(Data entries)
____________________
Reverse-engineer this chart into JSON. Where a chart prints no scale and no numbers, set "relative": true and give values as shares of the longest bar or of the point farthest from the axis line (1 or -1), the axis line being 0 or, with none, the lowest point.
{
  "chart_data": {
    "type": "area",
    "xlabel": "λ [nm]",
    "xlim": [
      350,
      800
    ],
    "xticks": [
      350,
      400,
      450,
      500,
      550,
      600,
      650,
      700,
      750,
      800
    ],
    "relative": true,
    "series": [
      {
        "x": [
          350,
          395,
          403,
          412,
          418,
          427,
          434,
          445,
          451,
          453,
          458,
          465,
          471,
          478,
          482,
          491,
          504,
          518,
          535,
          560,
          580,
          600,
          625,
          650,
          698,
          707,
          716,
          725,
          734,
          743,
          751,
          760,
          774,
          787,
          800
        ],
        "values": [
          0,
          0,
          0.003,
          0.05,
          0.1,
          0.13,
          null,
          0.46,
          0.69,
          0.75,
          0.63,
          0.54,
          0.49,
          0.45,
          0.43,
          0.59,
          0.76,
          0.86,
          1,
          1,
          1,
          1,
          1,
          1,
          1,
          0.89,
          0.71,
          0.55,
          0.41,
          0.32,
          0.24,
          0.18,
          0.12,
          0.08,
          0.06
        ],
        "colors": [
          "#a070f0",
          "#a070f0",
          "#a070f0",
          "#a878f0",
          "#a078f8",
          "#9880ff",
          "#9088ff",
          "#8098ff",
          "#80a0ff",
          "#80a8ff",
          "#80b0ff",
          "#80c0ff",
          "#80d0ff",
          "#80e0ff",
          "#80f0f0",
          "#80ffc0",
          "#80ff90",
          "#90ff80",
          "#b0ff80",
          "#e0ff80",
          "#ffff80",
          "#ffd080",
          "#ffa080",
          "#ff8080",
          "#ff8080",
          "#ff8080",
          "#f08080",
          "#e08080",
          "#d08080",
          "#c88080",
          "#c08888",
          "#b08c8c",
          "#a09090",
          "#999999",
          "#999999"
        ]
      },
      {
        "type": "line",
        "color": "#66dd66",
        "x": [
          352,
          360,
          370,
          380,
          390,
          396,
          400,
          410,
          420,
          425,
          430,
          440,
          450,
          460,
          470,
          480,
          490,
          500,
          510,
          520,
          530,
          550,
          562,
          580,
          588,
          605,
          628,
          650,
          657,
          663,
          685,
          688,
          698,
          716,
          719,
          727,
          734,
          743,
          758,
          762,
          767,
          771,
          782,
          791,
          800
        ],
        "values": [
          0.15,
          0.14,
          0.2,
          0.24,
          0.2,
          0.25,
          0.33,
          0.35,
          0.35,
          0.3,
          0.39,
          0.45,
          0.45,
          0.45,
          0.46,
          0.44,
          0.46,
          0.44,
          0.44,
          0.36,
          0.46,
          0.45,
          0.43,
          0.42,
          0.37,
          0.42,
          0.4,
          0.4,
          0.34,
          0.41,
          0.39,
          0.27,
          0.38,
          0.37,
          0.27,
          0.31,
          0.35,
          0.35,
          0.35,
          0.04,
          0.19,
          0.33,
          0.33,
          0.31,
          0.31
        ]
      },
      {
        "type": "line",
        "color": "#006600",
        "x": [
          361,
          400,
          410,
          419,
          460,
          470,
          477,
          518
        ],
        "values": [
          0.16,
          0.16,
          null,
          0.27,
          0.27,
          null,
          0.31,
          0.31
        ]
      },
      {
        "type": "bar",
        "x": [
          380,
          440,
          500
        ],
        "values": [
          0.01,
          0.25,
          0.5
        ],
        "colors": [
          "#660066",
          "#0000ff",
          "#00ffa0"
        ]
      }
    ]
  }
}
____________________
Scan the material above for the string "true" and report each line where you find it.

Reverse-engineer this chart into JSON. Where a chart prints no scale and no numbers, set "relative": true and give values as shares of the longest bar or of the point farthest from the axis line (1 or -1), the axis line being 0 or, with none, the lowest point.
    "relative": true,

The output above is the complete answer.